The exercise:
Set down every entry word for word. Omit the pictures.

Records provided:
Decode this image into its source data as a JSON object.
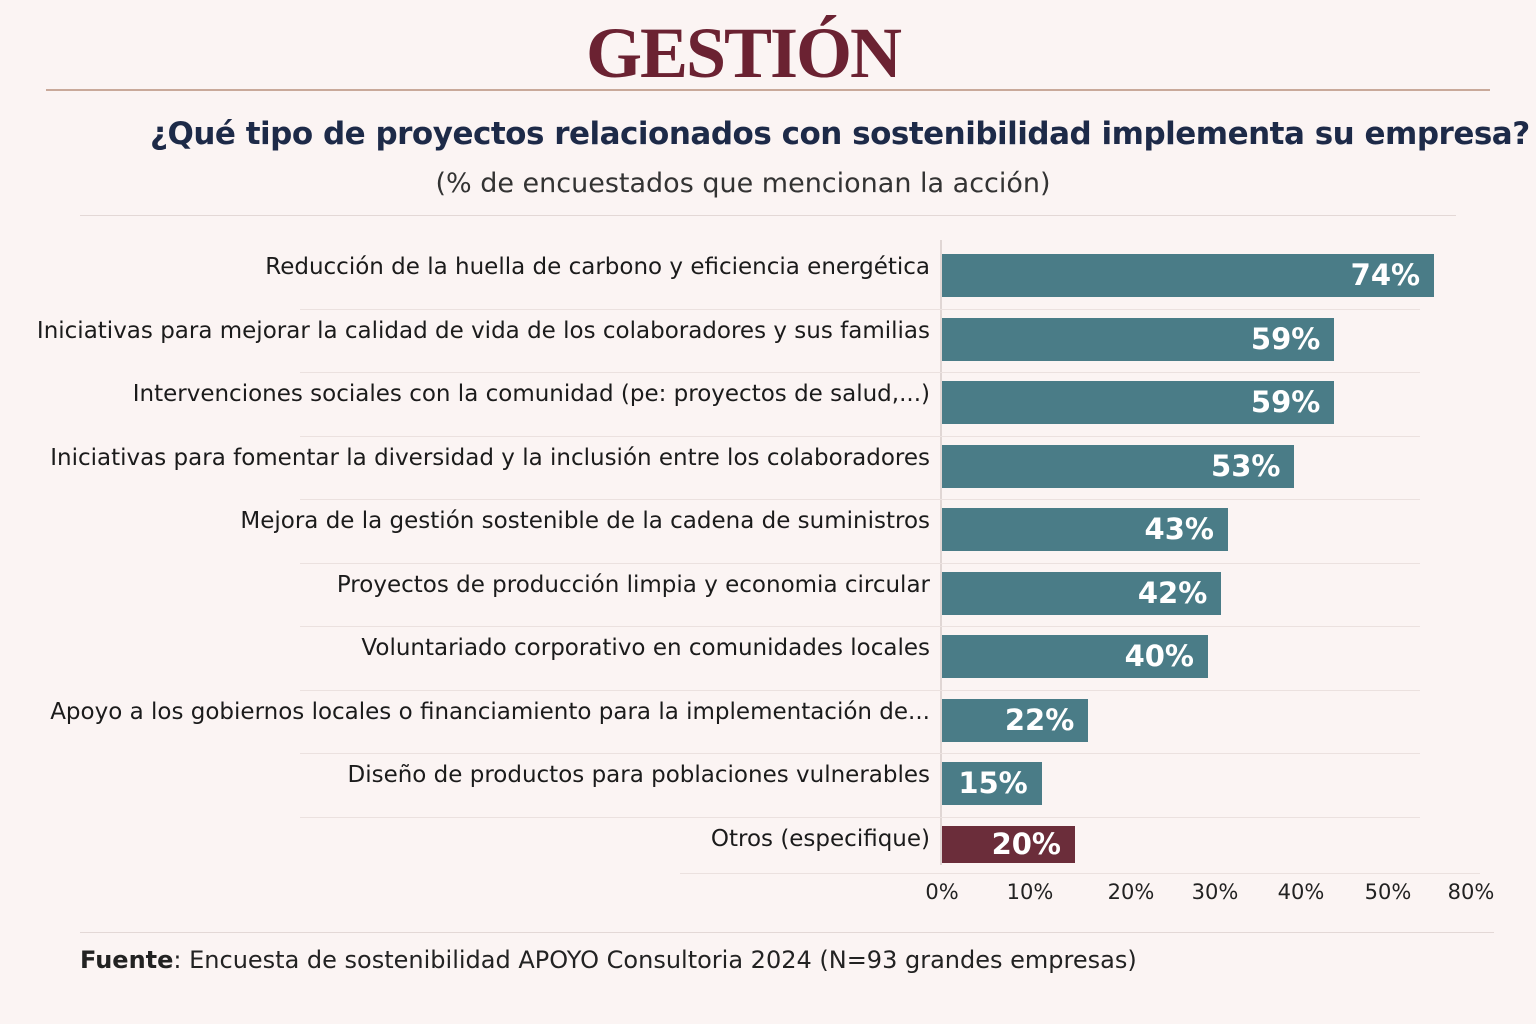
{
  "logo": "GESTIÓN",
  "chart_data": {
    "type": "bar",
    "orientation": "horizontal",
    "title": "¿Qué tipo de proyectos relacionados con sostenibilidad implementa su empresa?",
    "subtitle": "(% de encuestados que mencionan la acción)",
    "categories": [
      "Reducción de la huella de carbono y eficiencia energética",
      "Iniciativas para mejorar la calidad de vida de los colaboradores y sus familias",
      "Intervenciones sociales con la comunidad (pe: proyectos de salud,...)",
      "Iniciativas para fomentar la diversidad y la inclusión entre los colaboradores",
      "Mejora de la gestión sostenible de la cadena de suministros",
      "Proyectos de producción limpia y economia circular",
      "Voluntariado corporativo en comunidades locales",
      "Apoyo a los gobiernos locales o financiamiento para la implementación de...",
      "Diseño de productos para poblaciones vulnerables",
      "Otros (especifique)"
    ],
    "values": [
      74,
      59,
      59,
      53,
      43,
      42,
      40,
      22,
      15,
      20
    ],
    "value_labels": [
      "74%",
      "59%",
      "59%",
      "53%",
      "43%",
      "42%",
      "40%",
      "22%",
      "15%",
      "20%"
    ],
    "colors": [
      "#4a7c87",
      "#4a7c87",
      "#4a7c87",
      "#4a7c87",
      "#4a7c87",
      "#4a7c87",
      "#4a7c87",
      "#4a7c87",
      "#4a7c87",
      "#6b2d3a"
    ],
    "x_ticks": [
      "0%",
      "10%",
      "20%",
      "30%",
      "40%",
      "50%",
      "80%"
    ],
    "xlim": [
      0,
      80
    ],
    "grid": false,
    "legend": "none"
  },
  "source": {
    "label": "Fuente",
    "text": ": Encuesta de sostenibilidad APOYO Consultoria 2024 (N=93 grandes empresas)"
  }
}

Final result:
Decode this image into its source data as a JSON object.
{
  "logo": "GESTIÓN",
  "chart_data": {
    "type": "bar",
    "orientation": "horizontal",
    "title": "¿Qué tipo de proyectos relacionados con sostenibilidad implementa su empresa?",
    "subtitle": "(% de encuestados que mencionan la acción)",
    "categories": [
      "Reducción de la huella de carbono y eficiencia energética",
      "Iniciativas para mejorar la calidad de vida de los colaboradores y sus familias",
      "Intervenciones sociales con la comunidad (pe: proyectos de salud,...)",
      "Iniciativas para fomentar la diversidad y la inclusión entre los colaboradores",
      "Mejora de la gestión sostenible de la cadena de suministros",
      "Proyectos de producción limpia y economia circular",
      "Voluntariado corporativo en comunidades locales",
      "Apoyo a los gobiernos locales o financiamiento para la implementación de...",
      "Diseño de productos para poblaciones vulnerables",
      "Otros (especifique)"
    ],
    "values": [
      74,
      59,
      59,
      53,
      43,
      42,
      40,
      22,
      15,
      20
    ],
    "value_labels": [
      "74%",
      "59%",
      "59%",
      "53%",
      "43%",
      "42%",
      "40%",
      "22%",
      "15%",
      "20%"
    ],
    "colors": [
      "#4a7c87",
      "#4a7c87",
      "#4a7c87",
      "#4a7c87",
      "#4a7c87",
      "#4a7c87",
      "#4a7c87",
      "#4a7c87",
      "#4a7c87",
      "#6b2d3a"
    ],
    "x_ticks": [
      "0%",
      "10%",
      "20%",
      "30%",
      "40%",
      "50%",
      "80%"
    ],
    "xlim": [
      0,
      80
    ],
    "grid": false,
    "legend": "none"
  },
  "source": {
    "label": "Fuente",
    "text": ": Encuesta de sostenibilidad APOYO Consultoria 2024 (N=93 grandes empresas)"
  }
}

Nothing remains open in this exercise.